* [Text to read]
But if Moore’s Law ends, there is no more race to win. Intel has to find another advantage. We talked about Moore’s Law ending in August, 2014:
The Sun Sets on Moore’s Law
Are FPGAs Harbingers of a New Era?
But Intel knew that long before we wrote about it. They’ve probably had people trying to blast microscopic droplets of tin with boxcar-sized lasers to make EUV light for a while now. They know that making chips beyond 7nm (which should start around four years from now, according to Moore’s Law) is going to be very, very difficult – maybe impossible – and most definitely so expensive that almost nobody on Earth will be able to take any meaningful advantage of it.
Intel dropped another bomb – albeit very, very quietly. In June, 2014, at the Gigaom Structure ‘14 event, Diane Bryant announced that Intel would be producing a version of their Xeon processor with a coherent FPGA in the same package.
Let’s think about that for a minute, shall we? Intel is worried enough about the future of their data center business that they’re going to make processors with FPGAs in the same package. Folks, FPGAs are very expensive. Intel must have made a deal with someone to buy these FPGAs, but they don’t identify the supplier. They also give no clue about where they’re going to get the tools required to make these FPGAs useful in any way. All in all – it’s a very mysterious announcement.
It was mysterious enough, in fact, that it inspired us to publish “When Intel Buys Altera” in June of last year:
When Intel Buys Altera
Will FPGAs Take Over the Datacenter?
That article was based on the idea that we’ve pretty much established on this timeline – that Intel really needed FPGA technology to protect their dominant position in data center processors. But there are other ways they can get access to that technology without buying Altera, right? Let’s list them:
Intel could partner with an FPGA company. But that won’t guarantee that the FPGA company will apply their resources on the priorities needed to achieve Intel’s objective. Xilinx and Altera both have MANY market segments they’re attacking. Data centers is just one of them. If you listened to Altera’s latest quarterly earnings conference call, it’s pretty clear that Altera has only a small portion of their overall focus on data center applications. And, in order to really take advantage of FPGA technology, the FPGA needs to be on the same chip with the conventional processor – not just sitting next to it or in the same package. And Altera and Xilinx both seem quite content to proceed with ARM processors on their chips, which leaves Intel out in the cold.
Or, Intel could buy a different FPGA company, or make their own FPGA fabric, couldn’t they?
Ah, here is where the plot thickens. Things turn all nasty and gnarly. Apparently, in the February, 2013 agreement Intel signed with Altera, they agreed that they would not make FPGAs for any other major FPGA company (meaning Xilinx). And they agreed that they would not make FPGAs themselves, and that they would not BUY another FPGA company.
Yep, you read that right. In that agreement, Intel apparently shot themselves in the foot – repeatedly. When you put yourself in a position where you have no other alternatives, you are no longer negotiating. If Intel needs FPGAs to protect their data center business, they have signed an agreement that says they have no alternative but to get that FPGA technology from Altera. They can’t develop it themselves, and they can’t buy Xilinx.
Whoa!
But, hang on, how long is the term of that agreement? Can’t they just wait it out?
Well, if we look at what Altera made public, that information is conveniently reduxed out. But we do have a hint – Altera had to ask for at least twelve years of supply guarantee for certain customers (like defense contractors). That means Intel probably had to agree to keep on making Altera FPGAs for at least twelve years. If that’s the term of the overall agreement as well, Intel is basically – what’s the technical term? Oh, yeah, “screwed.”

* [Items]
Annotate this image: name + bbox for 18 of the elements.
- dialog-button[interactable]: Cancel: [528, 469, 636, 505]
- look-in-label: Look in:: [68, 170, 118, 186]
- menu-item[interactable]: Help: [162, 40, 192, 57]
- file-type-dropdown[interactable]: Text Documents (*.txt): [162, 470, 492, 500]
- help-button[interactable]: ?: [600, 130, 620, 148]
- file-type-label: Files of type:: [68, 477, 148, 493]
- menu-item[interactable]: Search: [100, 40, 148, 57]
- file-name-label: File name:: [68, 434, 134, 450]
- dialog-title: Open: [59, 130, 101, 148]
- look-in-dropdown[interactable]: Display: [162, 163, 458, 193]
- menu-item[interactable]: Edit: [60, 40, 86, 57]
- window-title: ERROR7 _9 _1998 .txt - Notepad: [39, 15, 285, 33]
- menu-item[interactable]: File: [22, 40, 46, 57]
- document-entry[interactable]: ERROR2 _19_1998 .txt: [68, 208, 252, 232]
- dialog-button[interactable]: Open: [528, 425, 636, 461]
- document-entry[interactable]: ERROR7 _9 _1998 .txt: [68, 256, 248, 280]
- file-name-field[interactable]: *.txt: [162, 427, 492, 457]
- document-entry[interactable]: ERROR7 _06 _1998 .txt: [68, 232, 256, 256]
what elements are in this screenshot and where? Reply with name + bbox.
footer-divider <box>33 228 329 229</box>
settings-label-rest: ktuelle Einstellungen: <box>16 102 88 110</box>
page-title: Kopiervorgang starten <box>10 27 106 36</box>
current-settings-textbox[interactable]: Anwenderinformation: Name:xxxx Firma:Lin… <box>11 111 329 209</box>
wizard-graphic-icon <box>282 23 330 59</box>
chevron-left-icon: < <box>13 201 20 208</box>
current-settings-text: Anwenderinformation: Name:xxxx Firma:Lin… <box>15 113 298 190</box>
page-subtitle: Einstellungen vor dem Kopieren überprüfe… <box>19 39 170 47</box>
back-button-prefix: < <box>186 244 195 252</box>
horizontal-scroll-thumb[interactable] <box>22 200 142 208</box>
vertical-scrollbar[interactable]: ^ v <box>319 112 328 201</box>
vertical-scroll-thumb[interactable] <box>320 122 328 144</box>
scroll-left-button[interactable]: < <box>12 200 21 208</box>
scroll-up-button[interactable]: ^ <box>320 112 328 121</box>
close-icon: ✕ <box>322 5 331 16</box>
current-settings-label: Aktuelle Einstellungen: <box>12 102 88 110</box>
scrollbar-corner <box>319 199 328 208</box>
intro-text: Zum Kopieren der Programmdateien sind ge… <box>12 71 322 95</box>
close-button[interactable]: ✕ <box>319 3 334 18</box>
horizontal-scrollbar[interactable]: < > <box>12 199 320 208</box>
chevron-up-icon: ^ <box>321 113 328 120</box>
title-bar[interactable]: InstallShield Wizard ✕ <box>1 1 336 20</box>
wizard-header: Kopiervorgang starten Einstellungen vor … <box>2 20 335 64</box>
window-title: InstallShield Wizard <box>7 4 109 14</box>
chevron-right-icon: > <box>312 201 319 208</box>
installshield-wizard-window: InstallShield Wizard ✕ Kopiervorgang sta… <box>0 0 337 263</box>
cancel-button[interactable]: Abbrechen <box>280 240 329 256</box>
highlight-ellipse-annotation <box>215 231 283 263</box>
* * *
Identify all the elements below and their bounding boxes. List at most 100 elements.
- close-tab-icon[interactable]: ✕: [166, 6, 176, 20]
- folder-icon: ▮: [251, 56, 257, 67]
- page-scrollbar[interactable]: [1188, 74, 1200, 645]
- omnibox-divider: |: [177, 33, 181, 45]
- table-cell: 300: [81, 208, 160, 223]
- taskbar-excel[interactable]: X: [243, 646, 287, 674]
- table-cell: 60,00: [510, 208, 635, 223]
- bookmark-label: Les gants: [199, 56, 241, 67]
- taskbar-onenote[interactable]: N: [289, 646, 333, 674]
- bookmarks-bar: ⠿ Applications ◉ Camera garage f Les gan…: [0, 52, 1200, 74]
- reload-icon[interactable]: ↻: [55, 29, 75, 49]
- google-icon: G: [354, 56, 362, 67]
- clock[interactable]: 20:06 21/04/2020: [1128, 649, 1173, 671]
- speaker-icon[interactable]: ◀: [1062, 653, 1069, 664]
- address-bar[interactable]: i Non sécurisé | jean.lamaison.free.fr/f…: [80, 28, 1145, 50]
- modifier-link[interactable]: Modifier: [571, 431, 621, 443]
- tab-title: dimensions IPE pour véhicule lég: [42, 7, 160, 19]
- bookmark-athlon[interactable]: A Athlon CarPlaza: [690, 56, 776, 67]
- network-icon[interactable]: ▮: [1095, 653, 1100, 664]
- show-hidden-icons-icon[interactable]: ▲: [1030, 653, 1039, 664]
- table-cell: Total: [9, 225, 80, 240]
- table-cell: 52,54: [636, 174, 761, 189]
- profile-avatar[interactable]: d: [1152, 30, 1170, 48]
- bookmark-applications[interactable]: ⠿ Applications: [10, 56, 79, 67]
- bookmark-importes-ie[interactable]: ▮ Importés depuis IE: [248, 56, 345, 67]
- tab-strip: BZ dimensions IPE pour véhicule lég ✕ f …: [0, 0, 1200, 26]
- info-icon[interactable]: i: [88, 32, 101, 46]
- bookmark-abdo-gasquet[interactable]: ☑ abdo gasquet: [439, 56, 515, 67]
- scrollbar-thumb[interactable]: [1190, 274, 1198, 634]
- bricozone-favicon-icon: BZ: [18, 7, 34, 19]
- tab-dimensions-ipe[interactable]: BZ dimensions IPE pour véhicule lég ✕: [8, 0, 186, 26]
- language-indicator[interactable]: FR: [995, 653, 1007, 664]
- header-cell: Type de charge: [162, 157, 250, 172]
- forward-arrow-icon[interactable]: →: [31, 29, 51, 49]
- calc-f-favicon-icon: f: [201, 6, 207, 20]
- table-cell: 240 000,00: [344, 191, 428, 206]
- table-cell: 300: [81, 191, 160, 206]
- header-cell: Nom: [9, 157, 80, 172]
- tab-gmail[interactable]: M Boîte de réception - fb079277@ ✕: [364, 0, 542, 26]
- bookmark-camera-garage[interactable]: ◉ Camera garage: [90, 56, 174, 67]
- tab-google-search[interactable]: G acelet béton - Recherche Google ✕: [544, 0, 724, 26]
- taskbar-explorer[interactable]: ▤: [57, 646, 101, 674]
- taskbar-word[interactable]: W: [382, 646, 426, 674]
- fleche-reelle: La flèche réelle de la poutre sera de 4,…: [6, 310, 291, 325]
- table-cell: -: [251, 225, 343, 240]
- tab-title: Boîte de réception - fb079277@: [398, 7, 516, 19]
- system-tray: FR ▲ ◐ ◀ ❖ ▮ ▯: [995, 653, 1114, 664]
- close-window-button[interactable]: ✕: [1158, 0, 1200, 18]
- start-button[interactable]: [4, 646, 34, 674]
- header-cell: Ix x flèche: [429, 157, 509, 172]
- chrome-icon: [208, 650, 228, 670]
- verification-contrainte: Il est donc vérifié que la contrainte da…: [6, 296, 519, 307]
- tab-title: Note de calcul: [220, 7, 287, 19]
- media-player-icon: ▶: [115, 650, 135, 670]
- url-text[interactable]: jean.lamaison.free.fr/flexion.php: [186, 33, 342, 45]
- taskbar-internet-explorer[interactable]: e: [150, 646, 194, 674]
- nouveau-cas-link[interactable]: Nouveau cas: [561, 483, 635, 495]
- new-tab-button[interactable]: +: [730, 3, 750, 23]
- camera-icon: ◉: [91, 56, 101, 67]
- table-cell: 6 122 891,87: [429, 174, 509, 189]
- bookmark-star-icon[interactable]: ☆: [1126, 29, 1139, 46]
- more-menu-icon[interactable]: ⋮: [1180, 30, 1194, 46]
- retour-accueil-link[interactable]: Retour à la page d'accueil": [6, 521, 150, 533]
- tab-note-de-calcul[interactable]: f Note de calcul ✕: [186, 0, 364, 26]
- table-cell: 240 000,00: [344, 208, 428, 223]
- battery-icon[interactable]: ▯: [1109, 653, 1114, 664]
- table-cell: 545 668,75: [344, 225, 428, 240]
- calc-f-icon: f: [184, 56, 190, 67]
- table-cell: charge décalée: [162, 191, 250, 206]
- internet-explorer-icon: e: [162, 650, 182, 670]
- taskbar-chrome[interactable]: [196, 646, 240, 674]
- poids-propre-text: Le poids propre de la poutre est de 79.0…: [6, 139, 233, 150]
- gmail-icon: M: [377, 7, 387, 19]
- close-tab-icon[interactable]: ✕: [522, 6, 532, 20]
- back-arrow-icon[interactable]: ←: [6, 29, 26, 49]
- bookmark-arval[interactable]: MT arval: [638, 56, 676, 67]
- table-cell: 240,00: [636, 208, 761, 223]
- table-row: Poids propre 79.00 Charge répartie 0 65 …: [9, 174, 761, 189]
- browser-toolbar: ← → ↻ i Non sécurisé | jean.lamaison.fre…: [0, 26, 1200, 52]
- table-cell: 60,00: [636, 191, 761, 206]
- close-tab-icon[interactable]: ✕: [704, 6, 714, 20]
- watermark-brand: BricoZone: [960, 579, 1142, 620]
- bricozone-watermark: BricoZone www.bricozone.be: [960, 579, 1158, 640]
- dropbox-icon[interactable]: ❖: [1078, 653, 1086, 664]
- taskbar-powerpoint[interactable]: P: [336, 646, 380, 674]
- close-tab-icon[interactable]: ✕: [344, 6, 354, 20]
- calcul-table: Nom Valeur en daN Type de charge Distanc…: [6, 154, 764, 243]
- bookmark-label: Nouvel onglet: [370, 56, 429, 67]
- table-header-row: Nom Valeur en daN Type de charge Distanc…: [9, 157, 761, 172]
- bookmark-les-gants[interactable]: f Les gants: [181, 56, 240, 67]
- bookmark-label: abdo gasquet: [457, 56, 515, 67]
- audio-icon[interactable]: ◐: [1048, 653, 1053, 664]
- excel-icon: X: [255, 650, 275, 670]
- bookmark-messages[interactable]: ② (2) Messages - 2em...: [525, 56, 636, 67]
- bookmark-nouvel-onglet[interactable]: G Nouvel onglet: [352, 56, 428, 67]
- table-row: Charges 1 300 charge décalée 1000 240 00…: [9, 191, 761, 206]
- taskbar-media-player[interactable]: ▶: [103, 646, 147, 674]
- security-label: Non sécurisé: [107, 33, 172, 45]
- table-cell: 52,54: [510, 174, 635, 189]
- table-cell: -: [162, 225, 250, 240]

* [To-do list]
A. Extract the part of the Intel and FPGA article between "Ah, here is" and "another FPGA company.", inclusive.
B. Pick out each line of the records that contains the string "Boîte".
The article on Intel and FPGAs has no connection to the records.

* [Answers to each task]
A.
Ah, here is where the plot thickens. Things turn all nasty and gnarly. Apparently, in the February, 2013 agreement Intel signed with Altera, they agreed that they would not make FPGAs for any other major FPGA company (meaning Xilinx). And they agreed that they would not make FPGAs themselves, and that they would not BUY another FPGA company.

B.
- tab-gmail[interactable]: M Boîte de réception - fb079277@ ✕: [364, 0, 542, 26]
- tab-title: Boîte de réception - fb079277@: [398, 7, 516, 19]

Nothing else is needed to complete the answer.